— Start Records provided —

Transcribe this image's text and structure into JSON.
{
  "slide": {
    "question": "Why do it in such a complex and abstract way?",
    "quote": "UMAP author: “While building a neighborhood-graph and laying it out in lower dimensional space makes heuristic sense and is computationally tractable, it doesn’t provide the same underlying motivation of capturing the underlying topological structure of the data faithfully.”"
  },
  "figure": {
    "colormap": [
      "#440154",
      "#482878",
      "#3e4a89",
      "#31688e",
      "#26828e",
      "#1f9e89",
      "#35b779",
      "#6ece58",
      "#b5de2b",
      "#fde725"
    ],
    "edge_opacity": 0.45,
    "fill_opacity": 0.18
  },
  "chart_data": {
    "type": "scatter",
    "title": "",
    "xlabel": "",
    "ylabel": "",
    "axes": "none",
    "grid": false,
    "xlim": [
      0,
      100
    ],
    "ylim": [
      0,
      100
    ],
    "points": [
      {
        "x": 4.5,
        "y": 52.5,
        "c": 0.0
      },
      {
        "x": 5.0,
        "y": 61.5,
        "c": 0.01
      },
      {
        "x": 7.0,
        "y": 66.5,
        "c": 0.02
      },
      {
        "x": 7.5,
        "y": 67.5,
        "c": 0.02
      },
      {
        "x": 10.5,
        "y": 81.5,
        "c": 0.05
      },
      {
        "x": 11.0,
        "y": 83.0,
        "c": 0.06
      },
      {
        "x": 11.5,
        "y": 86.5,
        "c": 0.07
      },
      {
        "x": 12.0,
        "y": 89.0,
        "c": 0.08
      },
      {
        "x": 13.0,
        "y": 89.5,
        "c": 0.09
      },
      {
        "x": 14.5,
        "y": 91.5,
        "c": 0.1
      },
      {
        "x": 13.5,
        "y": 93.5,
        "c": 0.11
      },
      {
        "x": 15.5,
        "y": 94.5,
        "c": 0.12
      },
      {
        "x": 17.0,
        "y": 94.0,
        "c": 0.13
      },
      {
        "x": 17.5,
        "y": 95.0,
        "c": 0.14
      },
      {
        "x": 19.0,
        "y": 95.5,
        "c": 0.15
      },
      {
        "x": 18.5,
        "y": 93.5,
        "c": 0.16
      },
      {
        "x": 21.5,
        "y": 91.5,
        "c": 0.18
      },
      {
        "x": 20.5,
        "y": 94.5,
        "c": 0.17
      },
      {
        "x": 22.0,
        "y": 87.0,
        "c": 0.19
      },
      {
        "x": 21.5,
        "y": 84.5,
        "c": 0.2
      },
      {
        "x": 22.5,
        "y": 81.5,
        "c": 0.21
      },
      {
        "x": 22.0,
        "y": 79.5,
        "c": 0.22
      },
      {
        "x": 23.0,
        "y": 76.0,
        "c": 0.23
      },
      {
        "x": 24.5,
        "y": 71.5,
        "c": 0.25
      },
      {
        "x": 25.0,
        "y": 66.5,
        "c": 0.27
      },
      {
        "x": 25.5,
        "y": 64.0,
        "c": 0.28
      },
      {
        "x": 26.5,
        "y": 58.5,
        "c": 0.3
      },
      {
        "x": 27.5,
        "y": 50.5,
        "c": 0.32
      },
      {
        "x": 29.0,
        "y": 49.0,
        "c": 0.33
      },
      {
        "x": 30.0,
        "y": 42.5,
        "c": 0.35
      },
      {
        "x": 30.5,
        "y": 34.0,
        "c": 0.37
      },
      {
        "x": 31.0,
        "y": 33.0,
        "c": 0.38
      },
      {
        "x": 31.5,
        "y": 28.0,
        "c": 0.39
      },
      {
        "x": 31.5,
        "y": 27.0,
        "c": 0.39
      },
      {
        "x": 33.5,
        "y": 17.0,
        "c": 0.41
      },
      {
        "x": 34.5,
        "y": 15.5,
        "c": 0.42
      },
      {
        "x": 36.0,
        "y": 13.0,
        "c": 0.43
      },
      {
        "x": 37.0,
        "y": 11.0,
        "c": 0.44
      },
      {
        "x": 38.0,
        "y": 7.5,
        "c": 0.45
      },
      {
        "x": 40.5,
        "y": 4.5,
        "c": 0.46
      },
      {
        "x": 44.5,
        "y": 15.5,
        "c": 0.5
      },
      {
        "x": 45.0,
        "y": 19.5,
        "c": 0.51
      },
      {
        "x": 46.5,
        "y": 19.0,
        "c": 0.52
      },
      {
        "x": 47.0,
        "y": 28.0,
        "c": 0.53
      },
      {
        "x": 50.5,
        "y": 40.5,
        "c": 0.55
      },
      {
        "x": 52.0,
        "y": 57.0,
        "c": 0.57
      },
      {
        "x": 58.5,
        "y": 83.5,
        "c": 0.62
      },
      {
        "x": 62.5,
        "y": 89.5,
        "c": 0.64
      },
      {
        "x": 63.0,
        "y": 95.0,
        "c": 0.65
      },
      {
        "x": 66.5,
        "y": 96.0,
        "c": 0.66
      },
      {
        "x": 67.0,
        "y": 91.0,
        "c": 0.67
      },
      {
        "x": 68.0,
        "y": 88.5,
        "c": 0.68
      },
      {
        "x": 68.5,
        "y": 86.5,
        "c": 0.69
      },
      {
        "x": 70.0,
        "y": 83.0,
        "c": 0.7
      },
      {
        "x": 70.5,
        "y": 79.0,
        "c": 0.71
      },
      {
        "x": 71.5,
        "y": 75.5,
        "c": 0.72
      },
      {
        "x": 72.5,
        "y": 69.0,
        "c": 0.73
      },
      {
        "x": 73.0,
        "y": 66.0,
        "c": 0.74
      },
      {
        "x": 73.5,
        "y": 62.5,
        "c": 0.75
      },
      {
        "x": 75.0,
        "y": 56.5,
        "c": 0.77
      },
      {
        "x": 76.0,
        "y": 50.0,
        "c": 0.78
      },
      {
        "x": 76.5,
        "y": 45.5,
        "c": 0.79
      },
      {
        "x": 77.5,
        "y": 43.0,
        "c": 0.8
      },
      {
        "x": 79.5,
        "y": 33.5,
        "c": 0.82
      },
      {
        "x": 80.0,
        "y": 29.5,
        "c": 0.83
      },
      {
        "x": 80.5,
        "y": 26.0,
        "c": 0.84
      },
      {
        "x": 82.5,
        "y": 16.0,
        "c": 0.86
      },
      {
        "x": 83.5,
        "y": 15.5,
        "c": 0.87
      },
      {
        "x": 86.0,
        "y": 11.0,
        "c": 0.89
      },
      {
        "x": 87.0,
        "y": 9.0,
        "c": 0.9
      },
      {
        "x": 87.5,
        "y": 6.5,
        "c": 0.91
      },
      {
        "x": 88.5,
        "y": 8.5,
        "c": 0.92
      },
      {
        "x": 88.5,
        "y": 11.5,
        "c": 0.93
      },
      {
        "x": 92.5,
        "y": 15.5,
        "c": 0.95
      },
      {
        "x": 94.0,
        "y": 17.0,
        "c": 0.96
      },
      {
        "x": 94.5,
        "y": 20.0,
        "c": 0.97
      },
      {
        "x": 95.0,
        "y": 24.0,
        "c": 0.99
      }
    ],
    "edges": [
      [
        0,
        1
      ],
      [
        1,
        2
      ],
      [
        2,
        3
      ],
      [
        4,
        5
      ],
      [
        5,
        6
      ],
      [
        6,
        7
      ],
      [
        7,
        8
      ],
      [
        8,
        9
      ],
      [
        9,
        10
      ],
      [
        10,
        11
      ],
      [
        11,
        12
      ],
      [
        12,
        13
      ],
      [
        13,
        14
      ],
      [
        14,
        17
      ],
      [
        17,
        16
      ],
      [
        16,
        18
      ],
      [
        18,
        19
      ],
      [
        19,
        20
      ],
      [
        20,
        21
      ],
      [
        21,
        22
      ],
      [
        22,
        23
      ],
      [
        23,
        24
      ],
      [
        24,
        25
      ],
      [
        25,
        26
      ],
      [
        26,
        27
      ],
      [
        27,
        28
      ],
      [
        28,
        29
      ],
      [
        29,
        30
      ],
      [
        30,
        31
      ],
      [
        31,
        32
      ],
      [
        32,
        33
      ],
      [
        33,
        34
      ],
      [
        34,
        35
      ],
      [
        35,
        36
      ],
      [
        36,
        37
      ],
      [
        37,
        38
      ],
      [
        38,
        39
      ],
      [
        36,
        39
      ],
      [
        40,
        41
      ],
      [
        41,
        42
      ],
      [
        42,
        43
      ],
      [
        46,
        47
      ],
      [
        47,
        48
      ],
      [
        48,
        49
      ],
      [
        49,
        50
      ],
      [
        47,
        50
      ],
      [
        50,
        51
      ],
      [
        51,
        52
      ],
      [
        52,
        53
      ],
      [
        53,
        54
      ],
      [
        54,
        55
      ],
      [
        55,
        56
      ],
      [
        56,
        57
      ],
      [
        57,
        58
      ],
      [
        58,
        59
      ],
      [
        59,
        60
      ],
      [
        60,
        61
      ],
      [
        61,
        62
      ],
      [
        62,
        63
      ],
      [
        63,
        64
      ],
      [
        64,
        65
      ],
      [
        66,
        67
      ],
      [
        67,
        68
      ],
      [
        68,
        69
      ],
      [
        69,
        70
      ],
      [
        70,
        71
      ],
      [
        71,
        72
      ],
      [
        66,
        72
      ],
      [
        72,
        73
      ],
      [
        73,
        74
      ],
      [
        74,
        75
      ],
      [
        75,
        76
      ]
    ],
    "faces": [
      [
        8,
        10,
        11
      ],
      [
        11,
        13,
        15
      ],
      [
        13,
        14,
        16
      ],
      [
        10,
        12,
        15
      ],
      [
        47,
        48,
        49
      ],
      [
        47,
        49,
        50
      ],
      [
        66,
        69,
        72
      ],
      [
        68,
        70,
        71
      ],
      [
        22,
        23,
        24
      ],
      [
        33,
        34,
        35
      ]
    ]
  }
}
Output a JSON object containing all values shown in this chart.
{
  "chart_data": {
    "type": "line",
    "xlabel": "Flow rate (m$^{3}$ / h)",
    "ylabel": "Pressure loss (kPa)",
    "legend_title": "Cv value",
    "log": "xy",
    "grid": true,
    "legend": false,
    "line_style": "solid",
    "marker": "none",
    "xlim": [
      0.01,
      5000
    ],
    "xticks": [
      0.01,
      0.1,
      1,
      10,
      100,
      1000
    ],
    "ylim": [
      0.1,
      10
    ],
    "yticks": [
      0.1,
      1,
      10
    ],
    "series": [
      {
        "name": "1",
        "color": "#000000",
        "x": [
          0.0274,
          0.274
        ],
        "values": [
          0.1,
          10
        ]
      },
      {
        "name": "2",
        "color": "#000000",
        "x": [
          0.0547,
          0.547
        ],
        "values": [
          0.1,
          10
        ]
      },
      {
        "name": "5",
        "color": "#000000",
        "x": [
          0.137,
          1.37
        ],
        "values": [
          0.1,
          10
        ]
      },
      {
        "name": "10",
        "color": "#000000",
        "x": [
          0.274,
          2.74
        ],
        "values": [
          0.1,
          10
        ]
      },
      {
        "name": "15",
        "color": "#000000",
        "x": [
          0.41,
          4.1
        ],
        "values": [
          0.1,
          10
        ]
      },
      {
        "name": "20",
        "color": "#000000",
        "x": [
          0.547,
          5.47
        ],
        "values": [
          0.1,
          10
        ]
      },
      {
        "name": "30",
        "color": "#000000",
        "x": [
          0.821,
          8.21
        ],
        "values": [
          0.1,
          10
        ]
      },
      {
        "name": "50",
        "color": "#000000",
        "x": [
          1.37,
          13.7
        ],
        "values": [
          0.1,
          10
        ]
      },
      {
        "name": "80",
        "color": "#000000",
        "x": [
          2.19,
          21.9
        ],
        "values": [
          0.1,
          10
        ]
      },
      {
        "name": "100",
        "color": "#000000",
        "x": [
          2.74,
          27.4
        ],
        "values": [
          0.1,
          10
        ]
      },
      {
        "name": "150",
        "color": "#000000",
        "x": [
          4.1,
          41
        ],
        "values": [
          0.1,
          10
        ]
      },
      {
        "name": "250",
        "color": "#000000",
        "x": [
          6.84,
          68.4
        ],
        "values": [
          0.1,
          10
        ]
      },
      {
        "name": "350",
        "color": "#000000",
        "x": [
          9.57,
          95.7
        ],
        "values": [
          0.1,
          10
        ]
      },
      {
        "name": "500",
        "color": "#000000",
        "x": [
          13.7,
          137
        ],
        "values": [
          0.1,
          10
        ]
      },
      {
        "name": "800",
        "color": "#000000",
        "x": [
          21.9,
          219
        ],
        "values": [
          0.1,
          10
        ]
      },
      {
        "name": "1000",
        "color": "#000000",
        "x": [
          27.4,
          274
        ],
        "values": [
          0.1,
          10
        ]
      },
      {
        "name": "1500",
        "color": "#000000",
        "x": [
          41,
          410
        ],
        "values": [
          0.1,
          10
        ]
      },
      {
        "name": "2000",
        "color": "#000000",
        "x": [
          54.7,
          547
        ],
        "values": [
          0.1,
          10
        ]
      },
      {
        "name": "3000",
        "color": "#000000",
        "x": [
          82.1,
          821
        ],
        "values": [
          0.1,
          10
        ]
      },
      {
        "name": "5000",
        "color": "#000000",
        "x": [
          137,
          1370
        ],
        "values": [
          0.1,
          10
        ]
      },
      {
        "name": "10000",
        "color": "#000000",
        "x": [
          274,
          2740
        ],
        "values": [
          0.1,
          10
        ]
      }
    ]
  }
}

— End Records provided —

• [Given request]: State how many lines of the listing include the word "this". Reply with the number alone.

• [Task result]: 2